Exactly reproduce the entries, dropping any pictures from your copy.

Entries with figure data:
· · · ·

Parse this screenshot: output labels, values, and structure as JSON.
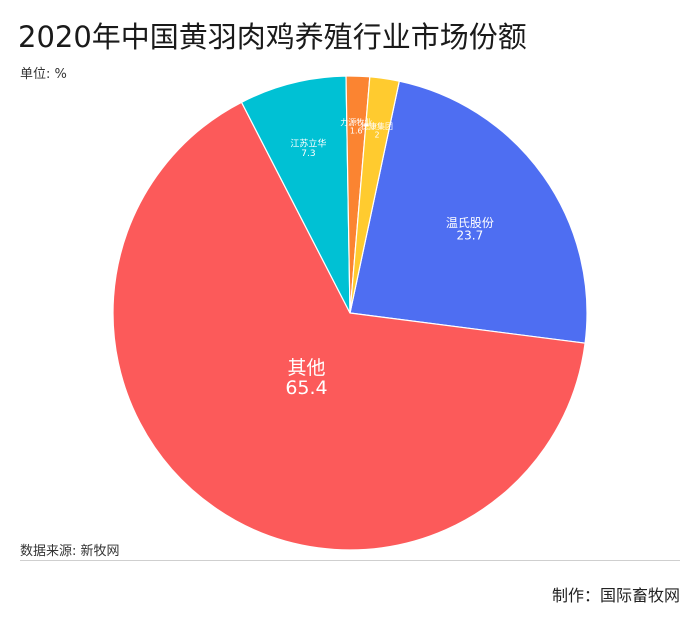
{
  "header": {
    "title": "2020年中国黄羽肉鸡养殖行业市场份额",
    "unit": "单位: %"
  },
  "footer": {
    "source": "数据来源: 新牧网",
    "credit": "制作：国际畜牧网"
  },
  "chart_data": {
    "type": "pie",
    "title": "2020年中国黄羽肉鸡养殖行业市场份额",
    "unit": "%",
    "slices": [
      {
        "name": "温氏股份",
        "value": 23.7,
        "color": "#4e6ef2"
      },
      {
        "name": "其他",
        "value": 65.4,
        "color": "#fc5a5a"
      },
      {
        "name": "江苏立华",
        "value": 7.3,
        "color": "#00c1d4"
      },
      {
        "name": "力源牧业",
        "value": 1.6,
        "color": "#fb8431"
      },
      {
        "name": "德康集团",
        "value": 2,
        "color": "#ffcb2f"
      }
    ]
  }
}
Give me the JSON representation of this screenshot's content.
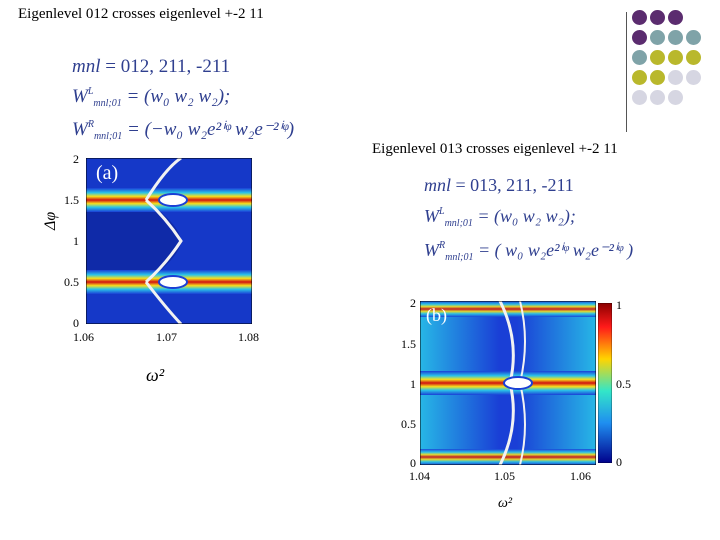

· · · ·

### Reply to the task
Parse this screenshot: output labels, values, and structure as JSON.
{
  "header": {
    "title": "2020年中国黄羽肉鸡养殖行业市场份额",
    "unit": "单位: %"
  },
  "footer": {
    "source": "数据来源: 新牧网",
    "credit": "制作：国际畜牧网"
  },
  "chart_data": {
    "type": "pie",
    "title": "2020年中国黄羽肉鸡养殖行业市场份额",
    "unit": "%",
    "slices": [
      {
        "name": "温氏股份",
        "value": 23.7,
        "color": "#4e6ef2"
      },
      {
        "name": "其他",
        "value": 65.4,
        "color": "#fc5a5a"
      },
      {
        "name": "江苏立华",
        "value": 7.3,
        "color": "#00c1d4"
      },
      {
        "name": "力源牧业",
        "value": 1.6,
        "color": "#fb8431"
      },
      {
        "name": "德康集团",
        "value": 2,
        "color": "#ffcb2f"
      }
    ]
  }
}
Give me the JSON representation of this screenshot's content.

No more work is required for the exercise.